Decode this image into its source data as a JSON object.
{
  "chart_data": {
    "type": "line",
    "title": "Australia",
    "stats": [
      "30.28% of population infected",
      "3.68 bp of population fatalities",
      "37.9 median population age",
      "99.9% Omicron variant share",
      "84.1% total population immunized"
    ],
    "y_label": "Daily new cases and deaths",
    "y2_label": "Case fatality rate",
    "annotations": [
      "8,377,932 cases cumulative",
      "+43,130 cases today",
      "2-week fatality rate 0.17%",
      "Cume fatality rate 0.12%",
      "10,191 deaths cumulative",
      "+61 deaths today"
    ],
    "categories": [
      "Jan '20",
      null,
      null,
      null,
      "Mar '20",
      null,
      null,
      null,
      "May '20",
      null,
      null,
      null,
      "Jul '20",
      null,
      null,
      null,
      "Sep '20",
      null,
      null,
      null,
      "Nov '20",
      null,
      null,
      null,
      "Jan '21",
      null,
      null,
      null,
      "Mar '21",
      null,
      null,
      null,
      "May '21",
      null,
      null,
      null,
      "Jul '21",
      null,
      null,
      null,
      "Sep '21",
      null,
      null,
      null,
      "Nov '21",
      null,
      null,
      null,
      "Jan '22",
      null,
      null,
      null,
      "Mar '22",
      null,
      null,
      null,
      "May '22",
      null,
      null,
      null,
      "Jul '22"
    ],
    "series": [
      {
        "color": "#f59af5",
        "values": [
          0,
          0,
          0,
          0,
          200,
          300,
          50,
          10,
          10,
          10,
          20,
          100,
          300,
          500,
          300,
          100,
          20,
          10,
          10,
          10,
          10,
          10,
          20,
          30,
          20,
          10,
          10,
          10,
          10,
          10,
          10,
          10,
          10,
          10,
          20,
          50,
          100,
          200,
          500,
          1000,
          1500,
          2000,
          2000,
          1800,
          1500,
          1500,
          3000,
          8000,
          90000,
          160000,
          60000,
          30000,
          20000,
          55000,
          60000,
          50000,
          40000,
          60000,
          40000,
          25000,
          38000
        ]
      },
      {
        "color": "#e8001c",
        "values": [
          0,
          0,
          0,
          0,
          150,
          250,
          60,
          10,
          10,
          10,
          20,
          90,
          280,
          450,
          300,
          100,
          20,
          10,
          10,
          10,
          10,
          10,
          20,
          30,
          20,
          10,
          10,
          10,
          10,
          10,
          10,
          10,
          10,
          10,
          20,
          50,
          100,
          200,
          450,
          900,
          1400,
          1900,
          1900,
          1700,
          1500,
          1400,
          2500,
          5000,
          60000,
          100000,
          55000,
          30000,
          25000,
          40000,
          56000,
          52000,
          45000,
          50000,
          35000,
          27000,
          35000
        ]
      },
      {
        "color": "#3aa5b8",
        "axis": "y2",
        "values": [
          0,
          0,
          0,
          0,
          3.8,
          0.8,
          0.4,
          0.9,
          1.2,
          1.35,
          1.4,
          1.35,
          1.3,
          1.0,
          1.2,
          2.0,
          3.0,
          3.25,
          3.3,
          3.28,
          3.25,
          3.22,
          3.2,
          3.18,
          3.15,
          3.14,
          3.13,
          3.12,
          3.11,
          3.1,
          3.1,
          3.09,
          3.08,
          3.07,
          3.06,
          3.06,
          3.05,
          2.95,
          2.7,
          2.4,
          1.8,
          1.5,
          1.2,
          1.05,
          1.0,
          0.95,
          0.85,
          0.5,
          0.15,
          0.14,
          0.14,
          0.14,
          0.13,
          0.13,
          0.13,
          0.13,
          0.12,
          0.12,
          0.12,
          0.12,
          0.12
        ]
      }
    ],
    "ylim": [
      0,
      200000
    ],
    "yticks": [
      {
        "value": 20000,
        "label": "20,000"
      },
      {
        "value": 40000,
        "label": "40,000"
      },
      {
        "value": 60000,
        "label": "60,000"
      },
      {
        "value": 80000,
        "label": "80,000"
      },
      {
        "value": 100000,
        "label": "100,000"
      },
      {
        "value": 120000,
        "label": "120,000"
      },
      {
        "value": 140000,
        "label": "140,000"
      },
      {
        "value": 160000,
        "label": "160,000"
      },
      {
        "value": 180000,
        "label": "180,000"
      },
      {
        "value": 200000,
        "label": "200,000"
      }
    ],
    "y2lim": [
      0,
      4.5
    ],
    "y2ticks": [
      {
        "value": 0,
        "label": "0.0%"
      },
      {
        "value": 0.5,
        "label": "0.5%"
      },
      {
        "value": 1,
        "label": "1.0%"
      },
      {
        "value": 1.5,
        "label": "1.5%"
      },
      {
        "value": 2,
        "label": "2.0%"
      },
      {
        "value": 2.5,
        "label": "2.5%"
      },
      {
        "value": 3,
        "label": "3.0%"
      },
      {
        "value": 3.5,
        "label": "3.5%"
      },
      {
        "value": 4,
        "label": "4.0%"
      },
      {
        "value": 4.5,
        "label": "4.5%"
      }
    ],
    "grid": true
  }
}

> Directions for this task
Look through the data above. Copy every line with the string "cases" in it.

> Worked solution
    "y_label": "Daily new cases and deaths",
      "8,377,932 cases cumulative",
      "+43,130 cases today",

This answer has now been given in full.